Material for this exercise:
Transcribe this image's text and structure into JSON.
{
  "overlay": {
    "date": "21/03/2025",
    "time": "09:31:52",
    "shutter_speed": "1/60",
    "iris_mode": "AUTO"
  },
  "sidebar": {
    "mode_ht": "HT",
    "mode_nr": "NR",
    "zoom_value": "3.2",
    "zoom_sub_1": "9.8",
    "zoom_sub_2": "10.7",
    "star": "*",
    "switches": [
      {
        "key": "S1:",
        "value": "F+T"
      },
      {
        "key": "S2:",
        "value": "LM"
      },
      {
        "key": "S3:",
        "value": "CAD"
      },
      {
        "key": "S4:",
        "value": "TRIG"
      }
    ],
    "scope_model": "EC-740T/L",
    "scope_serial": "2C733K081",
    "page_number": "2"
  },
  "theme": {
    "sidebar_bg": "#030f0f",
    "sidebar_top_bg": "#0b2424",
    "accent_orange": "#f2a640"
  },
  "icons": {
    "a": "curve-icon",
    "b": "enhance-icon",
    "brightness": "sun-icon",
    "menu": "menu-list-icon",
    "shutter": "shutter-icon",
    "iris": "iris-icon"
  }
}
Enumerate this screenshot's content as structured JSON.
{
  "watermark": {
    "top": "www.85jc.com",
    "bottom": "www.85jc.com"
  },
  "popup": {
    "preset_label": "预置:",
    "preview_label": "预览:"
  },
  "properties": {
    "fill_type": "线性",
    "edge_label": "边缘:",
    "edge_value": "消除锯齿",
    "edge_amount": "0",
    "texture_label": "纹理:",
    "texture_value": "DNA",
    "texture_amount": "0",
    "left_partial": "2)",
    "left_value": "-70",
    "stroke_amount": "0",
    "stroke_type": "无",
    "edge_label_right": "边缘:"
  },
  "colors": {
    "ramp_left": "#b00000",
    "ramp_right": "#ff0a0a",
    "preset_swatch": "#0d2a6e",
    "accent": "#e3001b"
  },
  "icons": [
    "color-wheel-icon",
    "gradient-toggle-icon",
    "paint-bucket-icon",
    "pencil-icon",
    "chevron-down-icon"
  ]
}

Your task: Go through the records and pull out each line that includes the word "JSON".

The reply:
Transcribe this image's text and structure into JSON.
Enumerate this screenshot's content as structured JSON.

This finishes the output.